Data records:
───

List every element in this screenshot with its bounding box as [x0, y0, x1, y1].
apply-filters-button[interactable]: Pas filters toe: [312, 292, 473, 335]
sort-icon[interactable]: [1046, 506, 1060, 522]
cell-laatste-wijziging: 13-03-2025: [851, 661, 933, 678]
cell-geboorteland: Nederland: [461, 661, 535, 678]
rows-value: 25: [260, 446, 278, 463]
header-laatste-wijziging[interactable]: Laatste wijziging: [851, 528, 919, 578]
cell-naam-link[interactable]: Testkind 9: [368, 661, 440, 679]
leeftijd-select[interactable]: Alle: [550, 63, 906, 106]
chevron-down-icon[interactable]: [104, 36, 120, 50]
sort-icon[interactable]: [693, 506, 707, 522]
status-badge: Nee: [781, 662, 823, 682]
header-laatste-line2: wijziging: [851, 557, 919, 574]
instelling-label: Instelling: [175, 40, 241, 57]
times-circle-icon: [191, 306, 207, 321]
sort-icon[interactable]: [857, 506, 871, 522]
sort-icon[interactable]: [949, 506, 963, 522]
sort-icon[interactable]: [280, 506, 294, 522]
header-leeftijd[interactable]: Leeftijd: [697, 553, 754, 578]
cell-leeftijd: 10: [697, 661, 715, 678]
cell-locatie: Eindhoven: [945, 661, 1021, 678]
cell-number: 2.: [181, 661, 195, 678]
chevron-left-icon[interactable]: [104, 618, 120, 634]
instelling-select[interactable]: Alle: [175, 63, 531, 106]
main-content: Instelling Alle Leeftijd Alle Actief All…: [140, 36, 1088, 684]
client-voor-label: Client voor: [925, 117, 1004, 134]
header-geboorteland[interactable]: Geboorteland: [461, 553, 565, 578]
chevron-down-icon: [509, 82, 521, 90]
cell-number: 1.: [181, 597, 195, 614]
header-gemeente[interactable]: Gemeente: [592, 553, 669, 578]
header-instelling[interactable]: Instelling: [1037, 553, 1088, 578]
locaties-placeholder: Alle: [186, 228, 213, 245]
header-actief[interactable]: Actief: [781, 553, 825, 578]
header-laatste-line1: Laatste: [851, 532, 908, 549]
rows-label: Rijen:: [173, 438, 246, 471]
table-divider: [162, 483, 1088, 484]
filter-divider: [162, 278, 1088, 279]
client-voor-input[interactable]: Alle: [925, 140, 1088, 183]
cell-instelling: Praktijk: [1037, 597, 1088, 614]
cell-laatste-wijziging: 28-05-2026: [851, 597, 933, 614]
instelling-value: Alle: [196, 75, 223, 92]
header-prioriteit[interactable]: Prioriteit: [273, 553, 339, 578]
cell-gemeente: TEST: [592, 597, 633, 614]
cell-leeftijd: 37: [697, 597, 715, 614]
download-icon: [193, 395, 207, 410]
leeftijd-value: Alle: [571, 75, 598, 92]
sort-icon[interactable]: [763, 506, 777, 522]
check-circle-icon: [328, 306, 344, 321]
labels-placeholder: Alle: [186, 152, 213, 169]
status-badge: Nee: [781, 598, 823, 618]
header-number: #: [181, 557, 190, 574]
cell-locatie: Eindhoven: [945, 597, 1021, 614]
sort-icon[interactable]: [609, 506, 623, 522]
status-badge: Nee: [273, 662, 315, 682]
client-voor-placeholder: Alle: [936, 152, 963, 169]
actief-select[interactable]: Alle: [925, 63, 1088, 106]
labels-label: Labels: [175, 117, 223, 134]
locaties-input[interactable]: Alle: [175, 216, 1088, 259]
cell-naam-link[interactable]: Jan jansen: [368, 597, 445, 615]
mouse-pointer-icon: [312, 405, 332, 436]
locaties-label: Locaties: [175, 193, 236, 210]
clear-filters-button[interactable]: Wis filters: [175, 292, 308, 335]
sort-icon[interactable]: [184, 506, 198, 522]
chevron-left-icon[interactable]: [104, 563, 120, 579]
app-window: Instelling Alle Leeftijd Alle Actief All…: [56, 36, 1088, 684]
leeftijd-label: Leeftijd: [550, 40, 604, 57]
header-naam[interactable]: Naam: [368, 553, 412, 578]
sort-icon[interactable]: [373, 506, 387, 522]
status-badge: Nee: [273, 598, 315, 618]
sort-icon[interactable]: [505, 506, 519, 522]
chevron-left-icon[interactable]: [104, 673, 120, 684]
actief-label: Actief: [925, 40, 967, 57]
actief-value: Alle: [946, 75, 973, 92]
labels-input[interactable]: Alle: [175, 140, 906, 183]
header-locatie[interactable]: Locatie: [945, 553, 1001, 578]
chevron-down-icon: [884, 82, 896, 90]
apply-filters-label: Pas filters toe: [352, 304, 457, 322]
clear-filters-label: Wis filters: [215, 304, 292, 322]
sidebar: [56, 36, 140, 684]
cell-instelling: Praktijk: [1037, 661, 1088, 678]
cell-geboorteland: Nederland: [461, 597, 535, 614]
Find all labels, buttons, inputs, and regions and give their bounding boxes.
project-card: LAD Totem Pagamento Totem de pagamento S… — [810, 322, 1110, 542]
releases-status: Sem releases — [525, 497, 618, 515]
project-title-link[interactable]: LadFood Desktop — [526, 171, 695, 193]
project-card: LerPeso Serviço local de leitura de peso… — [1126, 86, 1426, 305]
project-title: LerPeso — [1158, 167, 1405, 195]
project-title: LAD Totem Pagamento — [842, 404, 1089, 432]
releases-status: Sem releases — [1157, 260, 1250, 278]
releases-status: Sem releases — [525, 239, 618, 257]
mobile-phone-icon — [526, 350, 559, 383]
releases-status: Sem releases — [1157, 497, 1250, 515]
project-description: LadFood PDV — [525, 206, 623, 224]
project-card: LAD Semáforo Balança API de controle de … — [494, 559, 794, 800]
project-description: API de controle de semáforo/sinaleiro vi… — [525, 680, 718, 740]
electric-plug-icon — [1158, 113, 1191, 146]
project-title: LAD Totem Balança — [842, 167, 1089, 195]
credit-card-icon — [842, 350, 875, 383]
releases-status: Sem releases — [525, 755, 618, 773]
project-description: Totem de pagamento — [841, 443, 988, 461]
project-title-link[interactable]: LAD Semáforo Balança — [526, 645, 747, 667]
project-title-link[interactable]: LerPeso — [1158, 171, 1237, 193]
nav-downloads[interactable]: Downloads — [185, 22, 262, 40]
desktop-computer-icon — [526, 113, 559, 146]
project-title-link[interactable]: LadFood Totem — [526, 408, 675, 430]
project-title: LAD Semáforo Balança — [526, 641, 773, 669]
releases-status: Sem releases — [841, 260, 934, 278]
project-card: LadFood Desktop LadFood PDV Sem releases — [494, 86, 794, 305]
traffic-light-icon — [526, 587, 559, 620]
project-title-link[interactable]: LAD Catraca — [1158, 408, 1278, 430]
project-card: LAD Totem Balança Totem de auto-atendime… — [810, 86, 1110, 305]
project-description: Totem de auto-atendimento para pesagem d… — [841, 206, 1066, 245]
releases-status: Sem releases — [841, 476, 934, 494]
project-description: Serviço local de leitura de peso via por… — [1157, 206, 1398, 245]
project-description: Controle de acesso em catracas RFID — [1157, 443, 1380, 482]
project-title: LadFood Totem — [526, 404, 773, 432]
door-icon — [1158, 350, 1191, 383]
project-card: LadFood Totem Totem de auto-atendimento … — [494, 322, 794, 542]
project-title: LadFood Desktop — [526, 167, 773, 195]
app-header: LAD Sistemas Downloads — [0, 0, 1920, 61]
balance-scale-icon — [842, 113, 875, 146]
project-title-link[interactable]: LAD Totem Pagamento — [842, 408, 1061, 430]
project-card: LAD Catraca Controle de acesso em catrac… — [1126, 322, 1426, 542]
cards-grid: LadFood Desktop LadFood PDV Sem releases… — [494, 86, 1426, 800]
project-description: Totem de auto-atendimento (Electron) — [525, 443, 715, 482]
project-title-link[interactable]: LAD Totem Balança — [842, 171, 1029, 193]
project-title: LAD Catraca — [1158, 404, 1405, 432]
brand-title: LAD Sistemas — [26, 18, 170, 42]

───

Convert the lines from the start of the items through the line holding "sort-icon[interactable]: [857, 506, 871, 522]", inclusive, into a JSON list of strings with one string per line and blank lines omitted.

- **The answer**
[
  "List every element in this screenshot with its bounding box as [x0, y0, x1, y1].",
  "apply-filters-button[interactable]: Pas filters toe: [312, 292, 473, 335]",
  "sort-icon[interactable]: [1046, 506, 1060, 522]",
  "cell-laatste-wijziging: 13-03-2025: [851, 661, 933, 678]",
  "cell-geboorteland: Nederland: [461, 661, 535, 678]",
  "rows-value: 25: [260, 446, 278, 463]",
  "header-laatste-wijziging[interactable]: Laatste wijziging: [851, 528, 919, 578]",
  "cell-naam-link[interactable]: Testkind 9: [368, 661, 440, 679]",
  "leeftijd-select[interactable]: Alle: [550, 63, 906, 106]",
  "chevron-down-icon[interactable]: [104, 36, 120, 50]",
  "sort-icon[interactable]: [693, 506, 707, 522]",
  "status-badge: Nee: [781, 662, 823, 682]",
  "header-laatste-line2: wijziging: [851, 557, 919, 574]",
  "instelling-label: Instelling: [175, 40, 241, 57]",
  "times-circle-icon: [191, 306, 207, 321]",
  "sort-icon[interactable]: [857, 506, 871, 522]"
]